◆ **DIRECTIVE**: Copy each record exactly as it reads, leaving out any pictures it holds.

◆ **EXTRACTED DATA**:

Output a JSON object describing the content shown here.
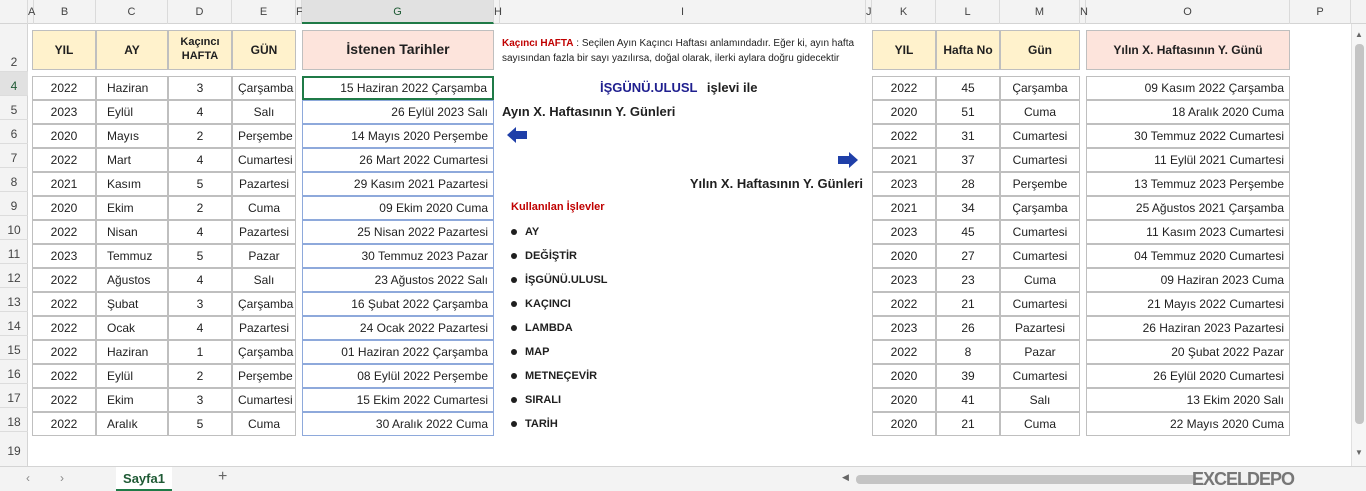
{
  "columns": [
    "A",
    "B",
    "C",
    "D",
    "E",
    "F",
    "G",
    "H",
    "I",
    "J",
    "K",
    "L",
    "M",
    "N",
    "O",
    "P"
  ],
  "rows": [
    "2",
    "4",
    "5",
    "6",
    "7",
    "8",
    "9",
    "10",
    "11",
    "12",
    "13",
    "14",
    "15",
    "16",
    "17",
    "18",
    "19"
  ],
  "left_table": {
    "headers": {
      "yil": "YIL",
      "ay": "AY",
      "kacinci": "Kaçıncı HAFTA",
      "gun": "GÜN"
    },
    "result_header": "İstenen Tarihler",
    "rows": [
      [
        "2022",
        "Haziran",
        "3",
        "Çarşamba",
        "15 Haziran 2022 Çarşamba"
      ],
      [
        "2023",
        "Eylül",
        "4",
        "Salı",
        "26 Eylül 2023 Salı"
      ],
      [
        "2020",
        "Mayıs",
        "2",
        "Perşembe",
        "14 Mayıs 2020 Perşembe"
      ],
      [
        "2022",
        "Mart",
        "4",
        "Cumartesi",
        "26 Mart 2022 Cumartesi"
      ],
      [
        "2021",
        "Kasım",
        "5",
        "Pazartesi",
        "29 Kasım 2021 Pazartesi"
      ],
      [
        "2020",
        "Ekim",
        "2",
        "Cuma",
        "09 Ekim 2020 Cuma"
      ],
      [
        "2022",
        "Nisan",
        "4",
        "Pazartesi",
        "25 Nisan 2022 Pazartesi"
      ],
      [
        "2023",
        "Temmuz",
        "5",
        "Pazar",
        "30 Temmuz 2023 Pazar"
      ],
      [
        "2022",
        "Ağustos",
        "4",
        "Salı",
        "23 Ağustos 2022 Salı"
      ],
      [
        "2022",
        "Şubat",
        "3",
        "Çarşamba",
        "16 Şubat 2022 Çarşamba"
      ],
      [
        "2022",
        "Ocak",
        "4",
        "Pazartesi",
        "24 Ocak 2022 Pazartesi"
      ],
      [
        "2022",
        "Haziran",
        "1",
        "Çarşamba",
        "01 Haziran 2022 Çarşamba"
      ],
      [
        "2022",
        "Eylül",
        "2",
        "Perşembe",
        "08 Eylül 2022 Perşembe"
      ],
      [
        "2022",
        "Ekim",
        "3",
        "Cumartesi",
        "15 Ekim 2022 Cumartesi"
      ],
      [
        "2022",
        "Aralık",
        "5",
        "Cuma",
        "30 Aralık 2022 Cuma"
      ]
    ]
  },
  "right_table": {
    "headers": {
      "yil": "YIL",
      "hafta": "Hafta No",
      "gun": "Gün"
    },
    "result_header": "Yılın X. Haftasının Y. Günü",
    "rows": [
      [
        "2022",
        "45",
        "Çarşamba",
        "09 Kasım 2022 Çarşamba"
      ],
      [
        "2020",
        "51",
        "Cuma",
        "18 Aralık 2020 Cuma"
      ],
      [
        "2022",
        "31",
        "Cumartesi",
        "30 Temmuz 2022 Cumartesi"
      ],
      [
        "2021",
        "37",
        "Cumartesi",
        "11 Eylül 2021 Cumartesi"
      ],
      [
        "2023",
        "28",
        "Perşembe",
        "13 Temmuz 2023 Perşembe"
      ],
      [
        "2021",
        "34",
        "Çarşamba",
        "25 Ağustos 2021 Çarşamba"
      ],
      [
        "2023",
        "45",
        "Cumartesi",
        "11 Kasım 2023 Cumartesi"
      ],
      [
        "2020",
        "27",
        "Cumartesi",
        "04 Temmuz 2020 Cumartesi"
      ],
      [
        "2023",
        "23",
        "Cuma",
        "09 Haziran 2023 Cuma"
      ],
      [
        "2022",
        "21",
        "Cumartesi",
        "21 Mayıs 2022 Cumartesi"
      ],
      [
        "2023",
        "26",
        "Pazartesi",
        "26 Haziran 2023 Pazartesi"
      ],
      [
        "2022",
        "8",
        "Pazar",
        "20 Şubat 2022 Pazar"
      ],
      [
        "2020",
        "39",
        "Cumartesi",
        "26 Eylül 2020 Cumartesi"
      ],
      [
        "2020",
        "41",
        "Salı",
        "13 Ekim 2020 Salı"
      ],
      [
        "2020",
        "21",
        "Cuma",
        "22 Mayıs 2020 Cuma"
      ]
    ]
  },
  "notes": {
    "note_label": "Kaçıncı HAFTA",
    "note_text_1": ": Seçilen Ayın Kaçıncı Haftası anlamındadır. Eğer ki, ayın hafta",
    "note_text_2": "sayısından fazla bir sayı yazılırsa, doğal olarak, ilerki aylara doğru gidecektir",
    "func_name": "İŞGÜNÜ.ULUSL",
    "func_suffix": "işlevi  ile",
    "month_title": "Ayın X. Haftasının Y. Günleri",
    "year_title": "Yılın X. Haftasının Y. Günleri",
    "used_title": "Kullanılan İşlevler",
    "functions": [
      "AY",
      "DEĞİŞTİR",
      "İŞGÜNÜ.ULUSL",
      "KAÇINCI",
      "LAMBDA",
      "MAP",
      "METNEÇEVİR",
      "SIRALI",
      "TARİH"
    ]
  },
  "sheet_tab": "Sayfa1",
  "add_sheet": "+",
  "watermark": "EXCELDEPO",
  "colors": {
    "yellow_header": "#fff2cc",
    "pink_header": "#fde4dc",
    "note_red": "#c00000",
    "func_blue": "#1f1f8f",
    "arrow_blue": "#1f3fa8"
  }
}
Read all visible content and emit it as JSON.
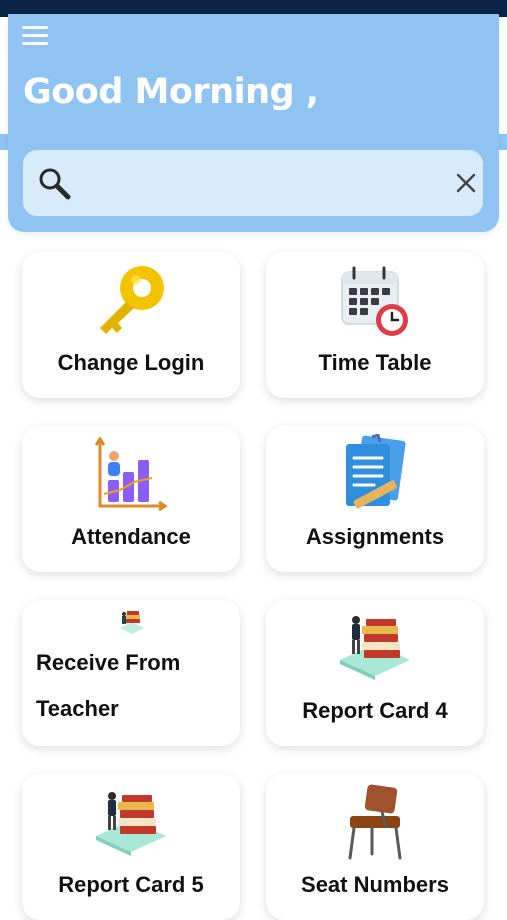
{
  "header": {
    "greeting": "Good Morning ,",
    "menu_icon": "hamburger-menu-icon",
    "search": {
      "value": "",
      "placeholder": "",
      "icon": "search-icon",
      "clear_icon": "close-icon"
    }
  },
  "colors": {
    "header_bg": "#8fc4f2",
    "status_bar": "#0b2346",
    "search_bg": "#d8ebfc"
  },
  "tiles": [
    {
      "label": "Change Login",
      "icon": "key-icon"
    },
    {
      "label": "Time Table",
      "icon": "calendar-clock-icon"
    },
    {
      "label": "Attendance",
      "icon": "bar-chart-icon"
    },
    {
      "label": "Assignments",
      "icon": "assignment-document-icon"
    },
    {
      "label_line1": "Receive From",
      "label_line2": "Teacher",
      "icon": "books-stack-icon"
    },
    {
      "label": "Report Card 4",
      "icon": "books-stack-icon"
    },
    {
      "label": "Report Card 5",
      "icon": "books-stack-icon"
    },
    {
      "label": "Seat Numbers",
      "icon": "school-desk-icon"
    }
  ]
}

◆ **EXERCISE ANSWER**:
Output a JSON object describing the content shown here.
{
  "columns": [
    "A",
    "B",
    "C",
    "D",
    "E",
    "F",
    "G",
    "H",
    "I",
    "J",
    "K",
    "L",
    "M",
    "N",
    "O",
    "P"
  ],
  "rows": [
    "2",
    "4",
    "5",
    "6",
    "7",
    "8",
    "9",
    "10",
    "11",
    "12",
    "13",
    "14",
    "15",
    "16",
    "17",
    "18",
    "19"
  ],
  "left_table": {
    "headers": {
      "yil": "YIL",
      "ay": "AY",
      "kacinci": "Kaçıncı HAFTA",
      "gun": "GÜN"
    },
    "result_header": "İstenen Tarihler",
    "rows": [
      [
        "2022",
        "Haziran",
        "3",
        "Çarşamba",
        "15 Haziran 2022 Çarşamba"
      ],
      [
        "2023",
        "Eylül",
        "4",
        "Salı",
        "26 Eylül 2023 Salı"
      ],
      [
        "2020",
        "Mayıs",
        "2",
        "Perşembe",
        "14 Mayıs 2020 Perşembe"
      ],
      [
        "2022",
        "Mart",
        "4",
        "Cumartesi",
        "26 Mart 2022 Cumartesi"
      ],
      [
        "2021",
        "Kasım",
        "5",
        "Pazartesi",
        "29 Kasım 2021 Pazartesi"
      ],
      [
        "2020",
        "Ekim",
        "2",
        "Cuma",
        "09 Ekim 2020 Cuma"
      ],
      [
        "2022",
        "Nisan",
        "4",
        "Pazartesi",
        "25 Nisan 2022 Pazartesi"
      ],
      [
        "2023",
        "Temmuz",
        "5",
        "Pazar",
        "30 Temmuz 2023 Pazar"
      ],
      [
        "2022",
        "Ağustos",
        "4",
        "Salı",
        "23 Ağustos 2022 Salı"
      ],
      [
        "2022",
        "Şubat",
        "3",
        "Çarşamba",
        "16 Şubat 2022 Çarşamba"
      ],
      [
        "2022",
        "Ocak",
        "4",
        "Pazartesi",
        "24 Ocak 2022 Pazartesi"
      ],
      [
        "2022",
        "Haziran",
        "1",
        "Çarşamba",
        "01 Haziran 2022 Çarşamba"
      ],
      [
        "2022",
        "Eylül",
        "2",
        "Perşembe",
        "08 Eylül 2022 Perşembe"
      ],
      [
        "2022",
        "Ekim",
        "3",
        "Cumartesi",
        "15 Ekim 2022 Cumartesi"
      ],
      [
        "2022",
        "Aralık",
        "5",
        "Cuma",
        "30 Aralık 2022 Cuma"
      ]
    ]
  },
  "right_table": {
    "headers": {
      "yil": "YIL",
      "hafta": "Hafta No",
      "gun": "Gün"
    },
    "result_header": "Yılın X. Haftasının Y. Günü",
    "rows": [
      [
        "2022",
        "45",
        "Çarşamba",
        "09 Kasım 2022 Çarşamba"
      ],
      [
        "2020",
        "51",
        "Cuma",
        "18 Aralık 2020 Cuma"
      ],
      [
        "2022",
        "31",
        "Cumartesi",
        "30 Temmuz 2022 Cumartesi"
      ],
      [
        "2021",
        "37",
        "Cumartesi",
        "11 Eylül 2021 Cumartesi"
      ],
      [
        "2023",
        "28",
        "Perşembe",
        "13 Temmuz 2023 Perşembe"
      ],
      [
        "2021",
        "34",
        "Çarşamba",
        "25 Ağustos 2021 Çarşamba"
      ],
      [
        "2023",
        "45",
        "Cumartesi",
        "11 Kasım 2023 Cumartesi"
      ],
      [
        "2020",
        "27",
        "Cumartesi",
        "04 Temmuz 2020 Cumartesi"
      ],
      [
        "2023",
        "23",
        "Cuma",
        "09 Haziran 2023 Cuma"
      ],
      [
        "2022",
        "21",
        "Cumartesi",
        "21 Mayıs 2022 Cumartesi"
      ],
      [
        "2023",
        "26",
        "Pazartesi",
        "26 Haziran 2023 Pazartesi"
      ],
      [
        "2022",
        "8",
        "Pazar",
        "20 Şubat 2022 Pazar"
      ],
      [
        "2020",
        "39",
        "Cumartesi",
        "26 Eylül 2020 Cumartesi"
      ],
      [
        "2020",
        "41",
        "Salı",
        "13 Ekim 2020 Salı"
      ],
      [
        "2020",
        "21",
        "Cuma",
        "22 Mayıs 2020 Cuma"
      ]
    ]
  },
  "notes": {
    "note_label": "Kaçıncı HAFTA",
    "note_text_1": ": Seçilen Ayın Kaçıncı Haftası anlamındadır. Eğer ki, ayın hafta",
    "note_text_2": "sayısından fazla bir sayı yazılırsa, doğal olarak, ilerki aylara doğru gidecektir",
    "func_name": "İŞGÜNÜ.ULUSL",
    "func_suffix": "işlevi  ile",
    "month_title": "Ayın X. Haftasının Y. Günleri",
    "year_title": "Yılın X. Haftasının Y. Günleri",
    "used_title": "Kullanılan İşlevler",
    "functions": [
      "AY",
      "DEĞİŞTİR",
      "İŞGÜNÜ.ULUSL",
      "KAÇINCI",
      "LAMBDA",
      "MAP",
      "METNEÇEVİR",
      "SIRALI",
      "TARİH"
    ]
  },
  "sheet_tab": "Sayfa1",
  "add_sheet": "+",
  "watermark": "EXCELDEPO",
  "colors": {
    "yellow_header": "#fff2cc",
    "pink_header": "#fde4dc",
    "note_red": "#c00000",
    "func_blue": "#1f1f8f",
    "arrow_blue": "#1f3fa8"
  }
}
Read all visible content and emit it as JSON.
{
  "header": {
    "greeting": "Good Morning ,",
    "menu_icon": "hamburger-menu-icon",
    "search": {
      "value": "",
      "placeholder": "",
      "icon": "search-icon",
      "clear_icon": "close-icon"
    }
  },
  "colors": {
    "header_bg": "#8fc4f2",
    "status_bar": "#0b2346",
    "search_bg": "#d8ebfc"
  },
  "tiles": [
    {
      "label": "Change Login",
      "icon": "key-icon"
    },
    {
      "label": "Time Table",
      "icon": "calendar-clock-icon"
    },
    {
      "label": "Attendance",
      "icon": "bar-chart-icon"
    },
    {
      "label": "Assignments",
      "icon": "assignment-document-icon"
    },
    {
      "label_line1": "Receive From",
      "label_line2": "Teacher",
      "icon": "books-stack-icon"
    },
    {
      "label": "Report Card 4",
      "icon": "books-stack-icon"
    },
    {
      "label": "Report Card 5",
      "icon": "books-stack-icon"
    },
    {
      "label": "Seat Numbers",
      "icon": "school-desk-icon"
    }
  ]
}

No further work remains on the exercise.